EXTRACTED RECORDS:
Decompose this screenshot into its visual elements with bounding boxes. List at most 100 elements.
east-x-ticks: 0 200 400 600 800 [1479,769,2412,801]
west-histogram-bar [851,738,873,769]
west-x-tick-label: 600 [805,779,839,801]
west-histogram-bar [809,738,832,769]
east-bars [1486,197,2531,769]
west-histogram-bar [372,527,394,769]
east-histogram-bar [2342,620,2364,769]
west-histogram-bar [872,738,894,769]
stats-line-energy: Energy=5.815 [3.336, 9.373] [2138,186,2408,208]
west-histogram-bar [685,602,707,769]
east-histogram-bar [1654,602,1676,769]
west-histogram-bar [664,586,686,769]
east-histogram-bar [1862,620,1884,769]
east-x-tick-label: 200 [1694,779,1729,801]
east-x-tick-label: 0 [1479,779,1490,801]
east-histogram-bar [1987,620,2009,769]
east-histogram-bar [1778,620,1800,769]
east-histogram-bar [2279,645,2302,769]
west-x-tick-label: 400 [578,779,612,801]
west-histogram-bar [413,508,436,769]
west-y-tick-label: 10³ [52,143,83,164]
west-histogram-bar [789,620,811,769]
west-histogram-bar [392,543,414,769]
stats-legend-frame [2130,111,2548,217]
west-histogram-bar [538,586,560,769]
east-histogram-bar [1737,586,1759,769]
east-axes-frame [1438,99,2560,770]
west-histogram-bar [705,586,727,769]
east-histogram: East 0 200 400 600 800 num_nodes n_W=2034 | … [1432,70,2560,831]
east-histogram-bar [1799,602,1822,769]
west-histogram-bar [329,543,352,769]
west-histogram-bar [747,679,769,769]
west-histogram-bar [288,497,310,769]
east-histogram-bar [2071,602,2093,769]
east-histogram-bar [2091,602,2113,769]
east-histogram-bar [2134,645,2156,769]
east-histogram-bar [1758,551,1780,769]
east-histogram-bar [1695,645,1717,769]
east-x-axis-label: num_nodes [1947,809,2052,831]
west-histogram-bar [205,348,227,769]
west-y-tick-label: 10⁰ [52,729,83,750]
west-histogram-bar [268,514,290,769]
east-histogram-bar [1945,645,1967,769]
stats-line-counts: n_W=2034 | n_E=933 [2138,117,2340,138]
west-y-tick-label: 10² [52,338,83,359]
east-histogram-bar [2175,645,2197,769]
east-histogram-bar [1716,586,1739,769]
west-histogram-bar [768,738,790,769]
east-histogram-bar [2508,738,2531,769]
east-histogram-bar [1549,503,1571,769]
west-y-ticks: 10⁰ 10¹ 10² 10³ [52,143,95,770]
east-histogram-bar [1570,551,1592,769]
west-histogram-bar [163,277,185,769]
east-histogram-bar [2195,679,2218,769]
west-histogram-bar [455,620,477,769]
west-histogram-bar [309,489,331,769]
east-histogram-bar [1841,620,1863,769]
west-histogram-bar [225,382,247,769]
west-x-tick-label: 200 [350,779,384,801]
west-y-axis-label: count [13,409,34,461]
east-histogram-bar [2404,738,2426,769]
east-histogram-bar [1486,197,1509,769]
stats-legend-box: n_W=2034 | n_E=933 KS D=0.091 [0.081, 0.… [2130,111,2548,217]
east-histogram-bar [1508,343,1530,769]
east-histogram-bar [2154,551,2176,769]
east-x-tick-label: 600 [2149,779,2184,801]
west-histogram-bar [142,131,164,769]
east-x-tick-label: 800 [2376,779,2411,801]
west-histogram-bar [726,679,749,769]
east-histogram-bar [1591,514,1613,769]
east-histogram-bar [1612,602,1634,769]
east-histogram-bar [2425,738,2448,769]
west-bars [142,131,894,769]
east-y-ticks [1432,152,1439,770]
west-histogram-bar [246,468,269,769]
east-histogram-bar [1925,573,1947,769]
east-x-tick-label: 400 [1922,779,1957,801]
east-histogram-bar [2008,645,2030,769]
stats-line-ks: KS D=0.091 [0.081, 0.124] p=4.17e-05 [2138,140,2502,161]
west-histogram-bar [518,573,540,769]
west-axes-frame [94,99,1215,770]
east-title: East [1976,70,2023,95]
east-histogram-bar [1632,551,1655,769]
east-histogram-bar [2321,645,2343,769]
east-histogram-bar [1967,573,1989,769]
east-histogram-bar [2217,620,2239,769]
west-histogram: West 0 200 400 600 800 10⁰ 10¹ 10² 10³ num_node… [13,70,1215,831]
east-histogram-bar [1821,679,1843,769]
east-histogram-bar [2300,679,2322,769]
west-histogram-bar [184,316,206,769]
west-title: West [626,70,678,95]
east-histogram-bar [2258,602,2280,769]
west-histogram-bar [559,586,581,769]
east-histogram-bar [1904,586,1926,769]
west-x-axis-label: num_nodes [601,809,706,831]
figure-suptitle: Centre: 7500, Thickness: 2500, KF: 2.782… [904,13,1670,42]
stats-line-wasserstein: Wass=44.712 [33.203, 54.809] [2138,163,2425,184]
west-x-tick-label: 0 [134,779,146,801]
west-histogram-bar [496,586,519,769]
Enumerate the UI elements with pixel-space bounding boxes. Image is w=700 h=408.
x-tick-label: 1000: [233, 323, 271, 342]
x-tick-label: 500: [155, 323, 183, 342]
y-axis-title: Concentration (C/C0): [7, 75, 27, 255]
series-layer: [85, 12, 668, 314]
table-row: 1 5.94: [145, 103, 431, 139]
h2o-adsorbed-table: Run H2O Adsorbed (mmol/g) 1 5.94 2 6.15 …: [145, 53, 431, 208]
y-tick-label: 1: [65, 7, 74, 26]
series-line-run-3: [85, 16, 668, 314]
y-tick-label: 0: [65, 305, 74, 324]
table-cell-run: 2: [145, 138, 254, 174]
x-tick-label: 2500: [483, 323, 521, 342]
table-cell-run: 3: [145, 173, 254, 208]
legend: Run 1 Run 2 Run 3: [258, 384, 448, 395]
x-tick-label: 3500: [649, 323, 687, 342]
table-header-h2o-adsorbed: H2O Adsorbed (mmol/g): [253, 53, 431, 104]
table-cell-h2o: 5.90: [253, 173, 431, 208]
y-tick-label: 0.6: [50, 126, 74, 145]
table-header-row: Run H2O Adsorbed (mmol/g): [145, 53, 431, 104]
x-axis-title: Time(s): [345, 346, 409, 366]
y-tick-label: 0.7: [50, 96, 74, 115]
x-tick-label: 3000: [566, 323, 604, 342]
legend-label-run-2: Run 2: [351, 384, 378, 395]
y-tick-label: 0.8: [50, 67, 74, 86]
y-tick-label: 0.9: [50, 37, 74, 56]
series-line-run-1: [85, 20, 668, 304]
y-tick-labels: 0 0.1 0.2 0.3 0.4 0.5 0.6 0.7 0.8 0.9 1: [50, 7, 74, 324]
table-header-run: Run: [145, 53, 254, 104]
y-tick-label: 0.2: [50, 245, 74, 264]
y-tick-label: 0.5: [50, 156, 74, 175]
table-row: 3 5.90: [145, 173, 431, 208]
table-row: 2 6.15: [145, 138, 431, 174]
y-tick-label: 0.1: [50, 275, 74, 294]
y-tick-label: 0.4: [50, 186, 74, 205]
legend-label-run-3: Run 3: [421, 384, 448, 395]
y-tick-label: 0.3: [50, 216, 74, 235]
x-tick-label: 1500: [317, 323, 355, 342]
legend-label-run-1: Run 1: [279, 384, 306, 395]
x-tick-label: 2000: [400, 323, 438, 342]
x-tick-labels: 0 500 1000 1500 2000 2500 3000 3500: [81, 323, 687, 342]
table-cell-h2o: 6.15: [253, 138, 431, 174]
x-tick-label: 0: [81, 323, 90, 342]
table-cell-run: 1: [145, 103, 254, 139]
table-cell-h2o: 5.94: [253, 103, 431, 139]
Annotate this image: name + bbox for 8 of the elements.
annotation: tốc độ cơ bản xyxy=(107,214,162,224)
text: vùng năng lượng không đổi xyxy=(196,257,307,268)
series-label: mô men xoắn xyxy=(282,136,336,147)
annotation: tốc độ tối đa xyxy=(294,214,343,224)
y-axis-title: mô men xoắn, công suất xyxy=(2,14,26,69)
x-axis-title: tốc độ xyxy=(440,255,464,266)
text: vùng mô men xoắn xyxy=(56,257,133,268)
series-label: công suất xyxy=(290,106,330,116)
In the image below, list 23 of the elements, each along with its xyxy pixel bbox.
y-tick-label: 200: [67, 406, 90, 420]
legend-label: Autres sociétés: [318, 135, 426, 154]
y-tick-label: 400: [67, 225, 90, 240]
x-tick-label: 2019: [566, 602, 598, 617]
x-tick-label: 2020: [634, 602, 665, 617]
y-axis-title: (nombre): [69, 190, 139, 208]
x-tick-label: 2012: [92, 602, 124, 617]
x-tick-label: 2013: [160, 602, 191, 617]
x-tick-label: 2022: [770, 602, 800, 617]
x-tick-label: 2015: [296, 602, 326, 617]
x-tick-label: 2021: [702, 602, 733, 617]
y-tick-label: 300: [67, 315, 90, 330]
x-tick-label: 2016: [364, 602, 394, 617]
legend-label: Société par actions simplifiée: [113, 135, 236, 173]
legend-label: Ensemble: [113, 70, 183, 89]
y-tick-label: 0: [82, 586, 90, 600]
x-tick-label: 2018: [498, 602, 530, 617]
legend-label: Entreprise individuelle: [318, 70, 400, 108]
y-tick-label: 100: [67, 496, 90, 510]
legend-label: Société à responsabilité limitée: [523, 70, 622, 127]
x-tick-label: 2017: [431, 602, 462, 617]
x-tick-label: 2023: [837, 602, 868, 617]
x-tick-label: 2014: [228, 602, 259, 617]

GIVEN TASK: Starting with the first line of the records and going on through the line with "east-histogram-bar [1716,586,1739,769]", format those lines as a numbered list, skipping any blank lines.

REPLY:
1. Decompose this screenshot into its visual elements with bounding boxes. List at most 100 elements.
2. east-x-ticks: 0 200 400 600 800 [1479,769,2412,801]
3. west-histogram-bar [851,738,873,769]
4. west-x-tick-label: 600 [805,779,839,801]
5. west-histogram-bar [809,738,832,769]
6. east-bars [1486,197,2531,769]
7. west-histogram-bar [372,527,394,769]
8. east-histogram-bar [2342,620,2364,769]
9. west-histogram-bar [872,738,894,769]
10. stats-line-energy: Energy=5.815 [3.336, 9.373] [2138,186,2408,208]
11. west-histogram-bar [685,602,707,769]
12. east-histogram-bar [1654,602,1676,769]
13. west-histogram-bar [664,586,686,769]
14. east-histogram-bar [1862,620,1884,769]
15. east-x-tick-label: 200 [1694,779,1729,801]
16. east-x-tick-label: 0 [1479,779,1490,801]
17. east-histogram-bar [1987,620,2009,769]
18. east-histogram-bar [1778,620,1800,769]
19. east-histogram-bar [2279,645,2302,769]
20. west-x-tick-label: 400 [578,779,612,801]
21. west-histogram-bar [413,508,436,769]
22. west-y-tick-label: 10³ [52,143,83,164]
23. west-histogram-bar [789,620,811,769]
24. west-histogram-bar [392,543,414,769]
25. stats-legend-frame [2130,111,2548,217]
26. west-histogram-bar [538,586,560,769]
27. east-histogram-bar [1737,586,1759,769]
28. east-axes-frame [1438,99,2560,770]
29. west-histogram-bar [705,586,727,769]
30. east-histogram: East 0 200 400 600 800 num_nodes n_W=2034 | … [1432,70,2560,831]
31. east-histogram-bar [1799,602,1822,769]
32. west-histogram-bar [329,543,352,769]
33. west-histogram-bar [747,679,769,769]
34. west-histogram-bar [288,497,310,769]
35. east-histogram-bar [2071,602,2093,769]
36. east-histogram-bar [2091,602,2113,769]
37. east-histogram-bar [2134,645,2156,769]
38. east-histogram-bar [1758,551,1780,769]
39. east-histogram-bar [1695,645,1717,769]
40. east-x-axis-label: num_nodes [1947,809,2052,831]
41. west-histogram-bar [205,348,227,769]
42. west-y-tick-label: 10⁰ [52,729,83,750]
43. west-histogram-bar [268,514,290,769]
44. east-histogram-bar [1945,645,1967,769]
45. stats-line-counts: n_W=2034 | n_E=933 [2138,117,2340,138]
46. west-y-tick-label: 10² [52,338,83,359]
47. east-histogram-bar [2175,645,2197,769]
48. east-histogram-bar [1716,586,1739,769]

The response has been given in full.